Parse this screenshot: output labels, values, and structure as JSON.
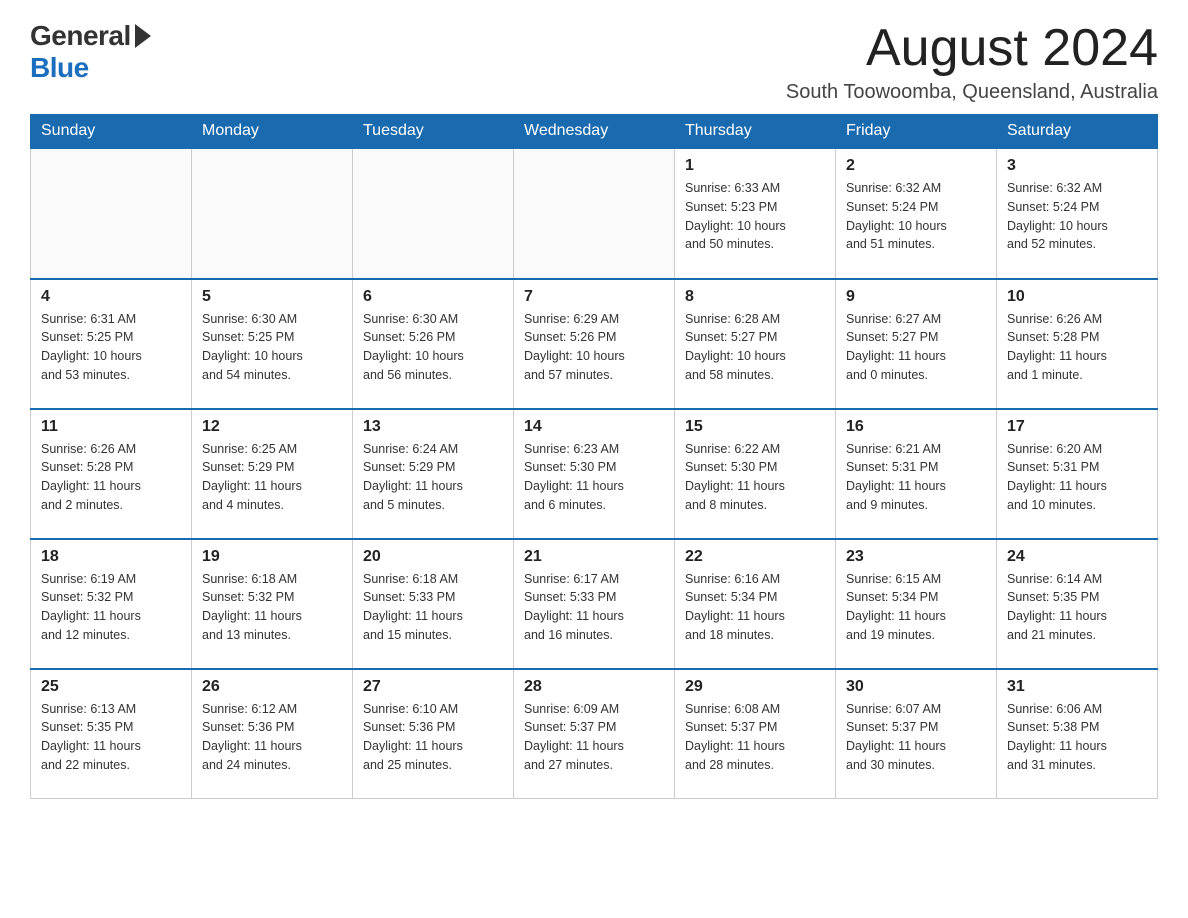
{
  "logo": {
    "general": "General",
    "blue": "Blue"
  },
  "title": {
    "month_year": "August 2024",
    "location": "South Toowoomba, Queensland, Australia"
  },
  "headers": [
    "Sunday",
    "Monday",
    "Tuesday",
    "Wednesday",
    "Thursday",
    "Friday",
    "Saturday"
  ],
  "weeks": [
    [
      {
        "day": "",
        "info": ""
      },
      {
        "day": "",
        "info": ""
      },
      {
        "day": "",
        "info": ""
      },
      {
        "day": "",
        "info": ""
      },
      {
        "day": "1",
        "info": "Sunrise: 6:33 AM\nSunset: 5:23 PM\nDaylight: 10 hours\nand 50 minutes."
      },
      {
        "day": "2",
        "info": "Sunrise: 6:32 AM\nSunset: 5:24 PM\nDaylight: 10 hours\nand 51 minutes."
      },
      {
        "day": "3",
        "info": "Sunrise: 6:32 AM\nSunset: 5:24 PM\nDaylight: 10 hours\nand 52 minutes."
      }
    ],
    [
      {
        "day": "4",
        "info": "Sunrise: 6:31 AM\nSunset: 5:25 PM\nDaylight: 10 hours\nand 53 minutes."
      },
      {
        "day": "5",
        "info": "Sunrise: 6:30 AM\nSunset: 5:25 PM\nDaylight: 10 hours\nand 54 minutes."
      },
      {
        "day": "6",
        "info": "Sunrise: 6:30 AM\nSunset: 5:26 PM\nDaylight: 10 hours\nand 56 minutes."
      },
      {
        "day": "7",
        "info": "Sunrise: 6:29 AM\nSunset: 5:26 PM\nDaylight: 10 hours\nand 57 minutes."
      },
      {
        "day": "8",
        "info": "Sunrise: 6:28 AM\nSunset: 5:27 PM\nDaylight: 10 hours\nand 58 minutes."
      },
      {
        "day": "9",
        "info": "Sunrise: 6:27 AM\nSunset: 5:27 PM\nDaylight: 11 hours\nand 0 minutes."
      },
      {
        "day": "10",
        "info": "Sunrise: 6:26 AM\nSunset: 5:28 PM\nDaylight: 11 hours\nand 1 minute."
      }
    ],
    [
      {
        "day": "11",
        "info": "Sunrise: 6:26 AM\nSunset: 5:28 PM\nDaylight: 11 hours\nand 2 minutes."
      },
      {
        "day": "12",
        "info": "Sunrise: 6:25 AM\nSunset: 5:29 PM\nDaylight: 11 hours\nand 4 minutes."
      },
      {
        "day": "13",
        "info": "Sunrise: 6:24 AM\nSunset: 5:29 PM\nDaylight: 11 hours\nand 5 minutes."
      },
      {
        "day": "14",
        "info": "Sunrise: 6:23 AM\nSunset: 5:30 PM\nDaylight: 11 hours\nand 6 minutes."
      },
      {
        "day": "15",
        "info": "Sunrise: 6:22 AM\nSunset: 5:30 PM\nDaylight: 11 hours\nand 8 minutes."
      },
      {
        "day": "16",
        "info": "Sunrise: 6:21 AM\nSunset: 5:31 PM\nDaylight: 11 hours\nand 9 minutes."
      },
      {
        "day": "17",
        "info": "Sunrise: 6:20 AM\nSunset: 5:31 PM\nDaylight: 11 hours\nand 10 minutes."
      }
    ],
    [
      {
        "day": "18",
        "info": "Sunrise: 6:19 AM\nSunset: 5:32 PM\nDaylight: 11 hours\nand 12 minutes."
      },
      {
        "day": "19",
        "info": "Sunrise: 6:18 AM\nSunset: 5:32 PM\nDaylight: 11 hours\nand 13 minutes."
      },
      {
        "day": "20",
        "info": "Sunrise: 6:18 AM\nSunset: 5:33 PM\nDaylight: 11 hours\nand 15 minutes."
      },
      {
        "day": "21",
        "info": "Sunrise: 6:17 AM\nSunset: 5:33 PM\nDaylight: 11 hours\nand 16 minutes."
      },
      {
        "day": "22",
        "info": "Sunrise: 6:16 AM\nSunset: 5:34 PM\nDaylight: 11 hours\nand 18 minutes."
      },
      {
        "day": "23",
        "info": "Sunrise: 6:15 AM\nSunset: 5:34 PM\nDaylight: 11 hours\nand 19 minutes."
      },
      {
        "day": "24",
        "info": "Sunrise: 6:14 AM\nSunset: 5:35 PM\nDaylight: 11 hours\nand 21 minutes."
      }
    ],
    [
      {
        "day": "25",
        "info": "Sunrise: 6:13 AM\nSunset: 5:35 PM\nDaylight: 11 hours\nand 22 minutes."
      },
      {
        "day": "26",
        "info": "Sunrise: 6:12 AM\nSunset: 5:36 PM\nDaylight: 11 hours\nand 24 minutes."
      },
      {
        "day": "27",
        "info": "Sunrise: 6:10 AM\nSunset: 5:36 PM\nDaylight: 11 hours\nand 25 minutes."
      },
      {
        "day": "28",
        "info": "Sunrise: 6:09 AM\nSunset: 5:37 PM\nDaylight: 11 hours\nand 27 minutes."
      },
      {
        "day": "29",
        "info": "Sunrise: 6:08 AM\nSunset: 5:37 PM\nDaylight: 11 hours\nand 28 minutes."
      },
      {
        "day": "30",
        "info": "Sunrise: 6:07 AM\nSunset: 5:37 PM\nDaylight: 11 hours\nand 30 minutes."
      },
      {
        "day": "31",
        "info": "Sunrise: 6:06 AM\nSunset: 5:38 PM\nDaylight: 11 hours\nand 31 minutes."
      }
    ]
  ]
}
------------------------------------------------------------
§ Requirement:
Produce an exact copy of each line of data, skipping embedded images.

§ Solution:
Parse this screenshot: output labels, values, and structure as JSON.
{
  "logo": {
    "general": "General",
    "blue": "Blue"
  },
  "title": {
    "month_year": "August 2024",
    "location": "South Toowoomba, Queensland, Australia"
  },
  "headers": [
    "Sunday",
    "Monday",
    "Tuesday",
    "Wednesday",
    "Thursday",
    "Friday",
    "Saturday"
  ],
  "weeks": [
    [
      {
        "day": "",
        "info": ""
      },
      {
        "day": "",
        "info": ""
      },
      {
        "day": "",
        "info": ""
      },
      {
        "day": "",
        "info": ""
      },
      {
        "day": "1",
        "info": "Sunrise: 6:33 AM\nSunset: 5:23 PM\nDaylight: 10 hours\nand 50 minutes."
      },
      {
        "day": "2",
        "info": "Sunrise: 6:32 AM\nSunset: 5:24 PM\nDaylight: 10 hours\nand 51 minutes."
      },
      {
        "day": "3",
        "info": "Sunrise: 6:32 AM\nSunset: 5:24 PM\nDaylight: 10 hours\nand 52 minutes."
      }
    ],
    [
      {
        "day": "4",
        "info": "Sunrise: 6:31 AM\nSunset: 5:25 PM\nDaylight: 10 hours\nand 53 minutes."
      },
      {
        "day": "5",
        "info": "Sunrise: 6:30 AM\nSunset: 5:25 PM\nDaylight: 10 hours\nand 54 minutes."
      },
      {
        "day": "6",
        "info": "Sunrise: 6:30 AM\nSunset: 5:26 PM\nDaylight: 10 hours\nand 56 minutes."
      },
      {
        "day": "7",
        "info": "Sunrise: 6:29 AM\nSunset: 5:26 PM\nDaylight: 10 hours\nand 57 minutes."
      },
      {
        "day": "8",
        "info": "Sunrise: 6:28 AM\nSunset: 5:27 PM\nDaylight: 10 hours\nand 58 minutes."
      },
      {
        "day": "9",
        "info": "Sunrise: 6:27 AM\nSunset: 5:27 PM\nDaylight: 11 hours\nand 0 minutes."
      },
      {
        "day": "10",
        "info": "Sunrise: 6:26 AM\nSunset: 5:28 PM\nDaylight: 11 hours\nand 1 minute."
      }
    ],
    [
      {
        "day": "11",
        "info": "Sunrise: 6:26 AM\nSunset: 5:28 PM\nDaylight: 11 hours\nand 2 minutes."
      },
      {
        "day": "12",
        "info": "Sunrise: 6:25 AM\nSunset: 5:29 PM\nDaylight: 11 hours\nand 4 minutes."
      },
      {
        "day": "13",
        "info": "Sunrise: 6:24 AM\nSunset: 5:29 PM\nDaylight: 11 hours\nand 5 minutes."
      },
      {
        "day": "14",
        "info": "Sunrise: 6:23 AM\nSunset: 5:30 PM\nDaylight: 11 hours\nand 6 minutes."
      },
      {
        "day": "15",
        "info": "Sunrise: 6:22 AM\nSunset: 5:30 PM\nDaylight: 11 hours\nand 8 minutes."
      },
      {
        "day": "16",
        "info": "Sunrise: 6:21 AM\nSunset: 5:31 PM\nDaylight: 11 hours\nand 9 minutes."
      },
      {
        "day": "17",
        "info": "Sunrise: 6:20 AM\nSunset: 5:31 PM\nDaylight: 11 hours\nand 10 minutes."
      }
    ],
    [
      {
        "day": "18",
        "info": "Sunrise: 6:19 AM\nSunset: 5:32 PM\nDaylight: 11 hours\nand 12 minutes."
      },
      {
        "day": "19",
        "info": "Sunrise: 6:18 AM\nSunset: 5:32 PM\nDaylight: 11 hours\nand 13 minutes."
      },
      {
        "day": "20",
        "info": "Sunrise: 6:18 AM\nSunset: 5:33 PM\nDaylight: 11 hours\nand 15 minutes."
      },
      {
        "day": "21",
        "info": "Sunrise: 6:17 AM\nSunset: 5:33 PM\nDaylight: 11 hours\nand 16 minutes."
      },
      {
        "day": "22",
        "info": "Sunrise: 6:16 AM\nSunset: 5:34 PM\nDaylight: 11 hours\nand 18 minutes."
      },
      {
        "day": "23",
        "info": "Sunrise: 6:15 AM\nSunset: 5:34 PM\nDaylight: 11 hours\nand 19 minutes."
      },
      {
        "day": "24",
        "info": "Sunrise: 6:14 AM\nSunset: 5:35 PM\nDaylight: 11 hours\nand 21 minutes."
      }
    ],
    [
      {
        "day": "25",
        "info": "Sunrise: 6:13 AM\nSunset: 5:35 PM\nDaylight: 11 hours\nand 22 minutes."
      },
      {
        "day": "26",
        "info": "Sunrise: 6:12 AM\nSunset: 5:36 PM\nDaylight: 11 hours\nand 24 minutes."
      },
      {
        "day": "27",
        "info": "Sunrise: 6:10 AM\nSunset: 5:36 PM\nDaylight: 11 hours\nand 25 minutes."
      },
      {
        "day": "28",
        "info": "Sunrise: 6:09 AM\nSunset: 5:37 PM\nDaylight: 11 hours\nand 27 minutes."
      },
      {
        "day": "29",
        "info": "Sunrise: 6:08 AM\nSunset: 5:37 PM\nDaylight: 11 hours\nand 28 minutes."
      },
      {
        "day": "30",
        "info": "Sunrise: 6:07 AM\nSunset: 5:37 PM\nDaylight: 11 hours\nand 30 minutes."
      },
      {
        "day": "31",
        "info": "Sunrise: 6:06 AM\nSunset: 5:38 PM\nDaylight: 11 hours\nand 31 minutes."
      }
    ]
  ]
}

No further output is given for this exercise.